> **Available data**:
________
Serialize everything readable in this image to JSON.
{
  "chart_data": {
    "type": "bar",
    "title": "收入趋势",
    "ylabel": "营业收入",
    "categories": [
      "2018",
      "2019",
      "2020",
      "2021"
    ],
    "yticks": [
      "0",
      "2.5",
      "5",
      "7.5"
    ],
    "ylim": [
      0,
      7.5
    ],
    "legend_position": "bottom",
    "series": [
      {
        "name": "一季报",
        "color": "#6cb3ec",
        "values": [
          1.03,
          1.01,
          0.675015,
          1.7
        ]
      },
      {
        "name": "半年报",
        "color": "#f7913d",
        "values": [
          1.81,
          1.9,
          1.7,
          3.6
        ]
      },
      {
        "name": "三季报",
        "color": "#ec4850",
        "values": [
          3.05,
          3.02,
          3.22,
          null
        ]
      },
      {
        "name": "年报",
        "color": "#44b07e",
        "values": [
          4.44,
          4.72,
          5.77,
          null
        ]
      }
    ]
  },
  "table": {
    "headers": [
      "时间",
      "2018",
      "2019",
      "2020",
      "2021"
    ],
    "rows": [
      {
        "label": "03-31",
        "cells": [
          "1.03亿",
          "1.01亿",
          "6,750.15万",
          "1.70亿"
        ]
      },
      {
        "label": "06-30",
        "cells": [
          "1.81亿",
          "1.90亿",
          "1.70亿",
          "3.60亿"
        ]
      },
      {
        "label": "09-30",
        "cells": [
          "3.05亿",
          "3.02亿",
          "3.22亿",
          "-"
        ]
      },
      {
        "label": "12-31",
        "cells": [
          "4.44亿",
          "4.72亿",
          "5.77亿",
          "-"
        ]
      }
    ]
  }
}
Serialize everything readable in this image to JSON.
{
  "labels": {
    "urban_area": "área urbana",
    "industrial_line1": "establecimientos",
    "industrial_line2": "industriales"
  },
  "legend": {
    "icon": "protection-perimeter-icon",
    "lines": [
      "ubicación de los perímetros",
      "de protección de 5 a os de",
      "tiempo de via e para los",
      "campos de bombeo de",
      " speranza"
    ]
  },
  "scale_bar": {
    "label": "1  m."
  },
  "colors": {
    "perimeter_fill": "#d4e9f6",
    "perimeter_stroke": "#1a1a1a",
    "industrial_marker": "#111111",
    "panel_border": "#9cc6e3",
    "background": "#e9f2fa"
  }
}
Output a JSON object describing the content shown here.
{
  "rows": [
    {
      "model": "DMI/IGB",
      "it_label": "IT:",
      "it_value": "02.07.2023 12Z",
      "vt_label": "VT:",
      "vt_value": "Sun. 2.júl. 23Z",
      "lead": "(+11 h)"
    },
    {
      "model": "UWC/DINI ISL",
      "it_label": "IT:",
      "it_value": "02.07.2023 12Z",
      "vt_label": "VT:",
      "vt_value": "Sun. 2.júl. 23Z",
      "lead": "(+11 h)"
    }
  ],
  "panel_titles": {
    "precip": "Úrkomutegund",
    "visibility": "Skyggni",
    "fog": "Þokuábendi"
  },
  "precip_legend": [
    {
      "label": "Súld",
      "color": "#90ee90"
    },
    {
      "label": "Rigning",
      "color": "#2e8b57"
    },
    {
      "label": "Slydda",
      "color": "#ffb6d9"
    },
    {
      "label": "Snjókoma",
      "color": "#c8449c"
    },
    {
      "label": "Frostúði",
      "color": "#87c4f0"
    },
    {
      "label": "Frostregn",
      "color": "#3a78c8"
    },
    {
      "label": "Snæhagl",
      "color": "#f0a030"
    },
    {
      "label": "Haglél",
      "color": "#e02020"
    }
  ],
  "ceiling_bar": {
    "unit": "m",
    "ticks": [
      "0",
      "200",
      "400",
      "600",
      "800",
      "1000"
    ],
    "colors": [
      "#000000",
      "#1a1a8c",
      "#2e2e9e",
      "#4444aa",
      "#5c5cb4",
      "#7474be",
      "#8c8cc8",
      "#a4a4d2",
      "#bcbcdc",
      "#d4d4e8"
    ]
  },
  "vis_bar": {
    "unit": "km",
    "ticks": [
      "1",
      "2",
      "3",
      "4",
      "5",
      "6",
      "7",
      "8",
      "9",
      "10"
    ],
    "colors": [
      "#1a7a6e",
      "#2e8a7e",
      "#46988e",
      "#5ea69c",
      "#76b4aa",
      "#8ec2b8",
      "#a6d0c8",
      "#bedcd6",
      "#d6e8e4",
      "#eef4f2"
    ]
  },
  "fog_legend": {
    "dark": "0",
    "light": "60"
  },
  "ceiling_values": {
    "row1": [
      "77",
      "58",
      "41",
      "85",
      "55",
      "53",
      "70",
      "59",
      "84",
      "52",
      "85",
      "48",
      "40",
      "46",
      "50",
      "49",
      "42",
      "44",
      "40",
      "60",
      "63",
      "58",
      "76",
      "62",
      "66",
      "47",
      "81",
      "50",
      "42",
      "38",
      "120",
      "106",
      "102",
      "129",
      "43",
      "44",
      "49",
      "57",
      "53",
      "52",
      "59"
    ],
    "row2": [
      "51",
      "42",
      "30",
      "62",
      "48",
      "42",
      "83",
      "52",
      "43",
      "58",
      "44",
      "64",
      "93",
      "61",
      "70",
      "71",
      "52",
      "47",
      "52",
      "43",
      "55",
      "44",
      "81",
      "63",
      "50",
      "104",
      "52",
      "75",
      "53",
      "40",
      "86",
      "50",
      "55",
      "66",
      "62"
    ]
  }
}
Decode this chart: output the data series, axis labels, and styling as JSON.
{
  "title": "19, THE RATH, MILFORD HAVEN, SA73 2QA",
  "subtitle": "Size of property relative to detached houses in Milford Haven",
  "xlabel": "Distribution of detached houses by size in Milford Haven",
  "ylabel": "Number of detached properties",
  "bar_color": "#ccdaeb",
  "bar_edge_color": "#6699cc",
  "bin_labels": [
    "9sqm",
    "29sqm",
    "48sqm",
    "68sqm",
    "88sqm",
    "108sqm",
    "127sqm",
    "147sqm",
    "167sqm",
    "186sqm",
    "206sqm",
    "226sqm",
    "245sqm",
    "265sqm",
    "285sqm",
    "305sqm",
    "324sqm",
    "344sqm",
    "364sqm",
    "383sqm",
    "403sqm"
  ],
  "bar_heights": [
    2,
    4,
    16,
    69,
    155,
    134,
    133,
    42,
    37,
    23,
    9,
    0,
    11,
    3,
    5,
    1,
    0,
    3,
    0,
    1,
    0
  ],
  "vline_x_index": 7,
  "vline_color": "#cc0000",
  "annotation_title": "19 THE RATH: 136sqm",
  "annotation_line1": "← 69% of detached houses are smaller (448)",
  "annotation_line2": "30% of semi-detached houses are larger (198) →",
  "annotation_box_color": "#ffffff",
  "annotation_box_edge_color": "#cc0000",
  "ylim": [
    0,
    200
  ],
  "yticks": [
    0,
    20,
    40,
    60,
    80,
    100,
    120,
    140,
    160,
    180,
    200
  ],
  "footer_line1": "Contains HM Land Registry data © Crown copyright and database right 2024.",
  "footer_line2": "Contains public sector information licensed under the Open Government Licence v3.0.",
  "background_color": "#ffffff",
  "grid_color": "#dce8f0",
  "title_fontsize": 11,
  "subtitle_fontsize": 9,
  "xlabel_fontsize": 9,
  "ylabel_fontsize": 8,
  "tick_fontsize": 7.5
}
________
Reproduce the material above, every line of it, exactly.

> **Reply to the exercise**:
Serialize everything readable in this image to JSON.
{
  "chart_data": {
    "type": "bar",
    "title": "收入趋势",
    "ylabel": "营业收入",
    "categories": [
      "2018",
      "2019",
      "2020",
      "2021"
    ],
    "yticks": [
      "0",
      "2.5",
      "5",
      "7.5"
    ],
    "ylim": [
      0,
      7.5
    ],
    "legend_position": "bottom",
    "series": [
      {
        "name": "一季报",
        "color": "#6cb3ec",
        "values": [
          1.03,
          1.01,
          0.675015,
          1.7
        ]
      },
      {
        "name": "半年报",
        "color": "#f7913d",
        "values": [
          1.81,
          1.9,
          1.7,
          3.6
        ]
      },
      {
        "name": "三季报",
        "color": "#ec4850",
        "values": [
          3.05,
          3.02,
          3.22,
          null
        ]
      },
      {
        "name": "年报",
        "color": "#44b07e",
        "values": [
          4.44,
          4.72,
          5.77,
          null
        ]
      }
    ]
  },
  "table": {
    "headers": [
      "时间",
      "2018",
      "2019",
      "2020",
      "2021"
    ],
    "rows": [
      {
        "label": "03-31",
        "cells": [
          "1.03亿",
          "1.01亿",
          "6,750.15万",
          "1.70亿"
        ]
      },
      {
        "label": "06-30",
        "cells": [
          "1.81亿",
          "1.90亿",
          "1.70亿",
          "3.60亿"
        ]
      },
      {
        "label": "09-30",
        "cells": [
          "3.05亿",
          "3.02亿",
          "3.22亿",
          "-"
        ]
      },
      {
        "label": "12-31",
        "cells": [
          "4.44亿",
          "4.72亿",
          "5.77亿",
          "-"
        ]
      }
    ]
  }
}
Serialize everything readable in this image to JSON.
{
  "labels": {
    "urban_area": "área urbana",
    "industrial_line1": "establecimientos",
    "industrial_line2": "industriales"
  },
  "legend": {
    "icon": "protection-perimeter-icon",
    "lines": [
      "ubicación de los perímetros",
      "de protección de 5 a os de",
      "tiempo de via e para los",
      "campos de bombeo de",
      " speranza"
    ]
  },
  "scale_bar": {
    "label": "1  m."
  },
  "colors": {
    "perimeter_fill": "#d4e9f6",
    "perimeter_stroke": "#1a1a1a",
    "industrial_marker": "#111111",
    "panel_border": "#9cc6e3",
    "background": "#e9f2fa"
  }
}
Output a JSON object describing the content shown here.
{
  "rows": [
    {
      "model": "DMI/IGB",
      "it_label": "IT:",
      "it_value": "02.07.2023 12Z",
      "vt_label": "VT:",
      "vt_value": "Sun. 2.júl. 23Z",
      "lead": "(+11 h)"
    },
    {
      "model": "UWC/DINI ISL",
      "it_label": "IT:",
      "it_value": "02.07.2023 12Z",
      "vt_label": "VT:",
      "vt_value": "Sun. 2.júl. 23Z",
      "lead": "(+11 h)"
    }
  ],
  "panel_titles": {
    "precip": "Úrkomutegund",
    "visibility": "Skyggni",
    "fog": "Þokuábendi"
  },
  "precip_legend": [
    {
      "label": "Súld",
      "color": "#90ee90"
    },
    {
      "label": "Rigning",
      "color": "#2e8b57"
    },
    {
      "label": "Slydda",
      "color": "#ffb6d9"
    },
    {
      "label": "Snjókoma",
      "color": "#c8449c"
    },
    {
      "label": "Frostúði",
      "color": "#87c4f0"
    },
    {
      "label": "Frostregn",
      "color": "#3a78c8"
    },
    {
      "label": "Snæhagl",
      "color": "#f0a030"
    },
    {
      "label": "Haglél",
      "color": "#e02020"
    }
  ],
  "ceiling_bar": {
    "unit": "m",
    "ticks": [
      "0",
      "200",
      "400",
      "600",
      "800",
      "1000"
    ],
    "colors": [
      "#000000",
      "#1a1a8c",
      "#2e2e9e",
      "#4444aa",
      "#5c5cb4",
      "#7474be",
      "#8c8cc8",
      "#a4a4d2",
      "#bcbcdc",
      "#d4d4e8"
    ]
  },
  "vis_bar": {
    "unit": "km",
    "ticks": [
      "1",
      "2",
      "3",
      "4",
      "5",
      "6",
      "7",
      "8",
      "9",
      "10"
    ],
    "colors": [
      "#1a7a6e",
      "#2e8a7e",
      "#46988e",
      "#5ea69c",
      "#76b4aa",
      "#8ec2b8",
      "#a6d0c8",
      "#bedcd6",
      "#d6e8e4",
      "#eef4f2"
    ]
  },
  "fog_legend": {
    "dark": "0",
    "light": "60"
  },
  "ceiling_values": {
    "row1": [
      "77",
      "58",
      "41",
      "85",
      "55",
      "53",
      "70",
      "59",
      "84",
      "52",
      "85",
      "48",
      "40",
      "46",
      "50",
      "49",
      "42",
      "44",
      "40",
      "60",
      "63",
      "58",
      "76",
      "62",
      "66",
      "47",
      "81",
      "50",
      "42",
      "38",
      "120",
      "106",
      "102",
      "129",
      "43",
      "44",
      "49",
      "57",
      "53",
      "52",
      "59"
    ],
    "row2": [
      "51",
      "42",
      "30",
      "62",
      "48",
      "42",
      "83",
      "52",
      "43",
      "58",
      "44",
      "64",
      "93",
      "61",
      "70",
      "71",
      "52",
      "47",
      "52",
      "43",
      "55",
      "44",
      "81",
      "63",
      "50",
      "104",
      "52",
      "75",
      "53",
      "40",
      "86",
      "50",
      "55",
      "66",
      "62"
    ]
  }
}
Decode this chart: output the data series, axis labels, and styling as JSON.
{
  "title": "19, THE RATH, MILFORD HAVEN, SA73 2QA",
  "subtitle": "Size of property relative to detached houses in Milford Haven",
  "xlabel": "Distribution of detached houses by size in Milford Haven",
  "ylabel": "Number of detached properties",
  "bar_color": "#ccdaeb",
  "bar_edge_color": "#6699cc",
  "bin_labels": [
    "9sqm",
    "29sqm",
    "48sqm",
    "68sqm",
    "88sqm",
    "108sqm",
    "127sqm",
    "147sqm",
    "167sqm",
    "186sqm",
    "206sqm",
    "226sqm",
    "245sqm",
    "265sqm",
    "285sqm",
    "305sqm",
    "324sqm",
    "344sqm",
    "364sqm",
    "383sqm",
    "403sqm"
  ],
  "bar_heights": [
    2,
    4,
    16,
    69,
    155,
    134,
    133,
    42,
    37,
    23,
    9,
    0,
    11,
    3,
    5,
    1,
    0,
    3,
    0,
    1,
    0
  ],
  "vline_x_index": 7,
  "vline_color": "#cc0000",
  "annotation_title": "19 THE RATH: 136sqm",
  "annotation_line1": "← 69% of detached houses are smaller (448)",
  "annotation_line2": "30% of semi-detached houses are larger (198) →",
  "annotation_box_color": "#ffffff",
  "annotation_box_edge_color": "#cc0000",
  "ylim": [
    0,
    200
  ],
  "yticks": [
    0,
    20,
    40,
    60,
    80,
    100,
    120,
    140,
    160,
    180,
    200
  ],
  "footer_line1": "Contains HM Land Registry data © Crown copyright and database right 2024.",
  "footer_line2": "Contains public sector information licensed under the Open Government Licence v3.0.",
  "background_color": "#ffffff",
  "grid_color": "#dce8f0",
  "title_fontsize": 11,
  "subtitle_fontsize": 9,
  "xlabel_fontsize": 9,
  "ylabel_fontsize": 8,
  "tick_fontsize": 7.5
}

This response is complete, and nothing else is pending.